PROVIDED INFORMATION →
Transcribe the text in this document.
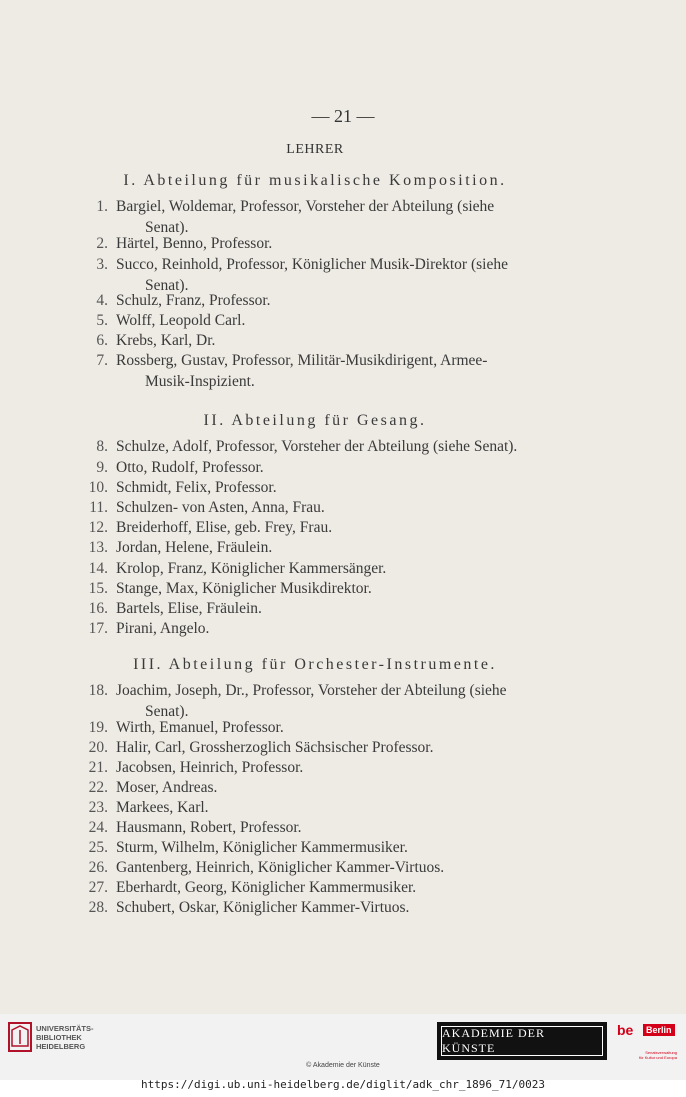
— 21 —
LEHRER
I. Abteilung für musikalische Komposition.
1. Bargiel, Woldemar, Professor, Vorsteher der Abteilung (siehe
Senat).
2. Härtel, Benno, Professor.
3. Succo, Reinhold, Professor, Königlicher Musik-Direktor (siehe
Senat).
4. Schulz, Franz, Professor.
5. Wolff, Leopold Carl.
6. Krebs, Karl, Dr.
7. Rossberg, Gustav, Professor, Militär-Musikdirigent, Armee-
Musik-Inspizient.
II. Abteilung für Gesang.
8. Schulze, Adolf, Professor, Vorsteher der Abteilung (siehe Senat).
9. Otto, Rudolf, Professor.
10. Schmidt, Felix, Professor.
11. Schulzen- von Asten, Anna, Frau.
12. Breiderhoff, Elise, geb. Frey, Frau.
13. Jordan, Helene, Fräulein.
14. Krolop, Franz, Königlicher Kammersänger.
15. Stange, Max, Königlicher Musikdirektor.
16. Bartels, Elise, Fräulein.
17. Pirani, Angelo.
III. Abteilung für Orchester-Instrumente.
18. Joachim, Joseph, Dr., Professor, Vorsteher der Abteilung (siehe
Senat).
19. Wirth, Emanuel, Professor.
20. Halir, Carl, Grossherzoglich Sächsischer Professor.
21. Jacobsen, Heinrich, Professor.
22. Moser, Andreas.
23. Markees, Karl.
24. Hausmann, Robert, Professor.
25. Sturm, Wilhelm, Königlicher Kammermusiker.
26. Gantenberg, Heinrich, Königlicher Kammer-Virtuos.
27. Eberhardt, Georg, Königlicher Kammermusiker.
28. Schubert, Oskar, Königlicher Kammer-Virtuos.
UNIVERSITÄTS-
BIBLIOTHEK
HEIDELBERG
AKADEMIE DER KÜNSTE
be	Berlin
Senatsverwaltung
für Kultur und Europa
© Akademie der Künste
https://digi.ub.uni-heidelberg.de/diglit/adk_chr_1896_71/0023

TASK INSTRUCTIONS → Every line in the data that holds "Kammermusiker" should be copied out.

RESPONSE TO THIS TASK →
25. Sturm, Wilhelm, Königlicher Kammermusiker.
27. Eberhardt, Georg, Königlicher Kammermusiker.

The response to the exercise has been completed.